Segment Start: Given text

Police in southwest Austin responded Sunday night to the fourth explosion in less than two weeks, hours after authorities issued a direct appeal for whoever has been planting a series of bombs to stop. Two men in their 20's were hospitalized with serious, but non-life-threatening injuries according to Austin Travis County EMS. Authorities cleared a backpack in the area right after the incident.
Investigators including the FBI and the Bureau of Alcohol, Tobacco, Firearms and Explosives (BATF) responded to the scene, as over 500 federal agents have been dispatched to assist in the investigation.
At the scene of a reported explosion in southwest Travis County. We know two men were hurt. Police are keeping us streets away from the scene, which is on Dawn Song Drive. pic.twitter.com/55jN27XKrn— Pattrik Perez KVUE (@PattrikPerez) March 19, 2018
Austin Police Chief Brian Manley urged residents to remain in their homes "until we've had a chance to deem this neighborhood safe," which will be "at minimum until daylight."

Segment End: Given text
Segment Start: Supplied entries

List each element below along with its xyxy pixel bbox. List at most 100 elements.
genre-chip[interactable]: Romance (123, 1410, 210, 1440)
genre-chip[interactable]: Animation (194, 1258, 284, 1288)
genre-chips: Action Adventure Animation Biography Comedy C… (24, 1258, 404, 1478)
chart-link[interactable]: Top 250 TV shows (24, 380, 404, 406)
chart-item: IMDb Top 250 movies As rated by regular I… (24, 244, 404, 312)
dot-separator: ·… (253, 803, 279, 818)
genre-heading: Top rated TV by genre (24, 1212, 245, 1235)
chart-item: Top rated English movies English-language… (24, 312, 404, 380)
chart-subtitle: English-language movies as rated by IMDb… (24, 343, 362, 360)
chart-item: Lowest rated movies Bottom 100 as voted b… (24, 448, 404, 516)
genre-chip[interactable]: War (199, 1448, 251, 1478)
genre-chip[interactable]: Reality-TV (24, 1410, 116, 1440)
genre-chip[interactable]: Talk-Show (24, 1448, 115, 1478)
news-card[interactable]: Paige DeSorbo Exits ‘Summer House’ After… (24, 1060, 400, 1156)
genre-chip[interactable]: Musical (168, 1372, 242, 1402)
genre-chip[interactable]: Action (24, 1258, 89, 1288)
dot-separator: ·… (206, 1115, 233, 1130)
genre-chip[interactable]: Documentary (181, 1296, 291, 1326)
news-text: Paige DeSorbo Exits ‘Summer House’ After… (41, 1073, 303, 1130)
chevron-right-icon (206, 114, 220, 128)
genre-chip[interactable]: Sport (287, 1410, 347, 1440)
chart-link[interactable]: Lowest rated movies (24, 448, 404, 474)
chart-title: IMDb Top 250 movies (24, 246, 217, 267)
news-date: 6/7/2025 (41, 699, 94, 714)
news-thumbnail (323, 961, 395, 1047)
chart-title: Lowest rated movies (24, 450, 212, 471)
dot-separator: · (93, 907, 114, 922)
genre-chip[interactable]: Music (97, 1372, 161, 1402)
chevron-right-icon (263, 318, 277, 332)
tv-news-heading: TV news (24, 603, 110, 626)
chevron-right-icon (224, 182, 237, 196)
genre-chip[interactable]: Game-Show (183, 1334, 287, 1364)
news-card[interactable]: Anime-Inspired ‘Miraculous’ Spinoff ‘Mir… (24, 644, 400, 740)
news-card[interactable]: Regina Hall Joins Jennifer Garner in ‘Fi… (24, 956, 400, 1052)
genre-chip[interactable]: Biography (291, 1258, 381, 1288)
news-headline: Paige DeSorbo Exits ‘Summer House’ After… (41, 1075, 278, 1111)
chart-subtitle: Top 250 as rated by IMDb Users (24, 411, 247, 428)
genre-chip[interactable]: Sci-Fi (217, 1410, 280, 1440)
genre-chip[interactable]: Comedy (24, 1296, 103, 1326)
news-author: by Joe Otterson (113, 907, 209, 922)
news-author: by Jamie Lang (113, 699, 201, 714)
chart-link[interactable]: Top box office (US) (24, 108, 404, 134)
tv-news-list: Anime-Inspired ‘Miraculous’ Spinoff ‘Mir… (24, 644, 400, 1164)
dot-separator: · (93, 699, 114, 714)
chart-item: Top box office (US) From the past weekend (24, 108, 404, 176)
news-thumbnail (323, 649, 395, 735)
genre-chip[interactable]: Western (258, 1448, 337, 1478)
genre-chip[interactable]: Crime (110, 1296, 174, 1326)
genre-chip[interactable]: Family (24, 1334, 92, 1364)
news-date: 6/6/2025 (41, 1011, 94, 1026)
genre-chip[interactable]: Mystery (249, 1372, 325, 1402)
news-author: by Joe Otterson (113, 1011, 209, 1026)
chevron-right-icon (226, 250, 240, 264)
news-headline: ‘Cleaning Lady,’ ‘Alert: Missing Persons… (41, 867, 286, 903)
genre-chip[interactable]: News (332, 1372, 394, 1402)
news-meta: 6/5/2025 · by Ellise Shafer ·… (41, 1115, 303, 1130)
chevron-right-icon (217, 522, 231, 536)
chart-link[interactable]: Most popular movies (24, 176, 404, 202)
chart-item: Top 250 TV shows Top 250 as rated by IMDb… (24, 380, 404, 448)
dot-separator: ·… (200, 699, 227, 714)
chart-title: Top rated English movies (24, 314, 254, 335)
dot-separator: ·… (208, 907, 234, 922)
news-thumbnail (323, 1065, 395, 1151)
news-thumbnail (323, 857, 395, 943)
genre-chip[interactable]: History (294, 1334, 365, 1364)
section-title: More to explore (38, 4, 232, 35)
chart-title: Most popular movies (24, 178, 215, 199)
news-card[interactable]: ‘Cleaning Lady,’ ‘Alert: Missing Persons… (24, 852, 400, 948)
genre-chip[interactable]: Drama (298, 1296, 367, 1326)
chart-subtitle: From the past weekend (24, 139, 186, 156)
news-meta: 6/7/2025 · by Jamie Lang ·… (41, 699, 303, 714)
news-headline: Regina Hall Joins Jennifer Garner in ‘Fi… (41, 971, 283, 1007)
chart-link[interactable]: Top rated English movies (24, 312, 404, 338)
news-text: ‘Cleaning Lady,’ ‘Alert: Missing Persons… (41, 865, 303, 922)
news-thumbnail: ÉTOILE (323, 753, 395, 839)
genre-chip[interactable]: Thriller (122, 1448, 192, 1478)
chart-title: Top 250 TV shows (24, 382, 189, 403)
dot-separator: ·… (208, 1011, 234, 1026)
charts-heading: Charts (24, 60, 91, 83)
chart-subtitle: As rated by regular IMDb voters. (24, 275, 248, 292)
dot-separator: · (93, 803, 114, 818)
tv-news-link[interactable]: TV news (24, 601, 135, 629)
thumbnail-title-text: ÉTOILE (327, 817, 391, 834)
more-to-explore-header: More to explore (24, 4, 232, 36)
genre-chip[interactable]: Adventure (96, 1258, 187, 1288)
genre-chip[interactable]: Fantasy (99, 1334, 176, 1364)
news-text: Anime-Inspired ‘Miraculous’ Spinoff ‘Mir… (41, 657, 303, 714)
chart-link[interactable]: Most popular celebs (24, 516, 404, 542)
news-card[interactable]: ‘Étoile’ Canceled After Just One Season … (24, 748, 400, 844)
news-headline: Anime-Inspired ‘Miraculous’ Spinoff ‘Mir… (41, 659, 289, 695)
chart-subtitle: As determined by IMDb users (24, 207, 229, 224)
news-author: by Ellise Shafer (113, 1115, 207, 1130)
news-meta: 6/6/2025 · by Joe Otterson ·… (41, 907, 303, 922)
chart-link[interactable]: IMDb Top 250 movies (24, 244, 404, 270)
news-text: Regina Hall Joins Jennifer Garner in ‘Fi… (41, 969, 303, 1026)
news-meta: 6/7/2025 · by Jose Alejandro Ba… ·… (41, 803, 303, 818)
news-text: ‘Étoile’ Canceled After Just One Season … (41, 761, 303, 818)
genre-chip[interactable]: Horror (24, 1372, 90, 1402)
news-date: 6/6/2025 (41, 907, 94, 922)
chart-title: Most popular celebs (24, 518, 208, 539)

Segment End: Supplied entries

Answer these questions using the report on the Austin explosion:
1. How many federal agents have been dispatched to assist in the investigation?
2. On what street did the reported explosion occur?
3. Until when, at minimum, did the police chief urge residents to remain in their homes?

Answer space.
1. Over 500.
2. Dawn Song Drive.
3. Until daylight.